__Request__
Below are the records; locate each line with the word "knees" and copy it.

__Exercise materials__
"""
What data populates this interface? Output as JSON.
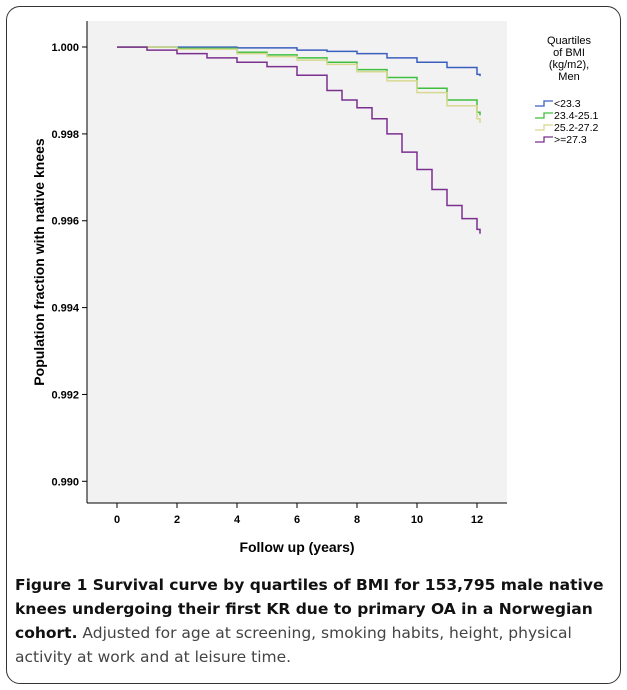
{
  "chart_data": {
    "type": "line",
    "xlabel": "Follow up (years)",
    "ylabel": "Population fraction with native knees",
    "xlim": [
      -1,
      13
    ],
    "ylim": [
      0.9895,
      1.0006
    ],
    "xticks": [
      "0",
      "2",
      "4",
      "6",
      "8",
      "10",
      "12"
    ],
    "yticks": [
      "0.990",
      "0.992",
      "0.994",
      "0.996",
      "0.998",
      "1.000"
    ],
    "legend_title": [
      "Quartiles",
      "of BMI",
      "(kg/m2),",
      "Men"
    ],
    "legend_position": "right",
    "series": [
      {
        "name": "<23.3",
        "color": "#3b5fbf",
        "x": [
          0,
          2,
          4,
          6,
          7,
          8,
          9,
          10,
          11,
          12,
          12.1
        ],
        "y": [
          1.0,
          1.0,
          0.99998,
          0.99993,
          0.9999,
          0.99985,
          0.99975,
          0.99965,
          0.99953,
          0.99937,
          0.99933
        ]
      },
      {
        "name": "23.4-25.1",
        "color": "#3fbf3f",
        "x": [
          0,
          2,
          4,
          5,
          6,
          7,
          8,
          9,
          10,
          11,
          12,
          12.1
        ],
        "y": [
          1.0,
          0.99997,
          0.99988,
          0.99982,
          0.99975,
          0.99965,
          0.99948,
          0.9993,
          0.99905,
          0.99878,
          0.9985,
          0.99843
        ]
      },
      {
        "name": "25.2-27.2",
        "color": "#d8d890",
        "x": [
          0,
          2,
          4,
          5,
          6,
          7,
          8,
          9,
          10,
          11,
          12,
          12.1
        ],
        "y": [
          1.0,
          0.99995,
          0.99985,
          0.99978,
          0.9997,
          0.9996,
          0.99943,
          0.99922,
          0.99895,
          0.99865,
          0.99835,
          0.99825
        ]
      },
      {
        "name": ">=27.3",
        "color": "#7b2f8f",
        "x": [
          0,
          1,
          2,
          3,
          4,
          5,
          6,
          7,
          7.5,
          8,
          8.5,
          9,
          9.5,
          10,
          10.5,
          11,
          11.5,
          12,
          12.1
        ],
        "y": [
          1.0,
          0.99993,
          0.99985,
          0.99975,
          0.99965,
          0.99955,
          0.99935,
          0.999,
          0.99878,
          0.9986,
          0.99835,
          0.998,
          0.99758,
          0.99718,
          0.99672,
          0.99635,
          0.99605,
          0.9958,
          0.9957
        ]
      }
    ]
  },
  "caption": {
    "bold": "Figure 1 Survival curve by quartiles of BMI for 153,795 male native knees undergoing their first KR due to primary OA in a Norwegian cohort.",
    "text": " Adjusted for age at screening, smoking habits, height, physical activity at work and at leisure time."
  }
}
"""
"""
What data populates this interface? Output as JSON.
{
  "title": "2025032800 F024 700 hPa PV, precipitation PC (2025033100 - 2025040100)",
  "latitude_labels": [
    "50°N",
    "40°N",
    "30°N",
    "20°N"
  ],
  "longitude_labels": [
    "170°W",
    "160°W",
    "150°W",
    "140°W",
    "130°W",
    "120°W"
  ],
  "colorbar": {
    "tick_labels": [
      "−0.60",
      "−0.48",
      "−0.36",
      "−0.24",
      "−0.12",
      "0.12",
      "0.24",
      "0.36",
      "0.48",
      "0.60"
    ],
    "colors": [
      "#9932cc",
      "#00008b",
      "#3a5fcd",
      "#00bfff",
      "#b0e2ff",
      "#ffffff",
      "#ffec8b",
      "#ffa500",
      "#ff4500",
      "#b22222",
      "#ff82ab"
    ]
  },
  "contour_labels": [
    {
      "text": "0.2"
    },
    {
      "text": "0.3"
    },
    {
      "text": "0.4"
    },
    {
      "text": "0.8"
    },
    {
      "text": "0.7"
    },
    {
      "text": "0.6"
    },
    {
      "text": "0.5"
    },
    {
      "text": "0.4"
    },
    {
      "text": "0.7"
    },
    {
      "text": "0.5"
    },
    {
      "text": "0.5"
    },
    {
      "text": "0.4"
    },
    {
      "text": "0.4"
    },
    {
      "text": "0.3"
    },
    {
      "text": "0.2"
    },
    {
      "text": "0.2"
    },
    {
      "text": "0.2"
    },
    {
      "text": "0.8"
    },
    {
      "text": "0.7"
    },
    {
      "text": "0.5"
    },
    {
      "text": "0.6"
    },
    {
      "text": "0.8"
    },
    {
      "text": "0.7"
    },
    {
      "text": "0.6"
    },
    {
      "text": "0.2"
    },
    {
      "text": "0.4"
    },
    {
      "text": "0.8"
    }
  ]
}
"""
__Correct response__
    "ylabel": "Population fraction with native knees",
    "bold": "Figure 1 Survival curve by quartiles of BMI for 153,795 male native knees undergoing their first KR due to primary OA in a Norwegian cohort.",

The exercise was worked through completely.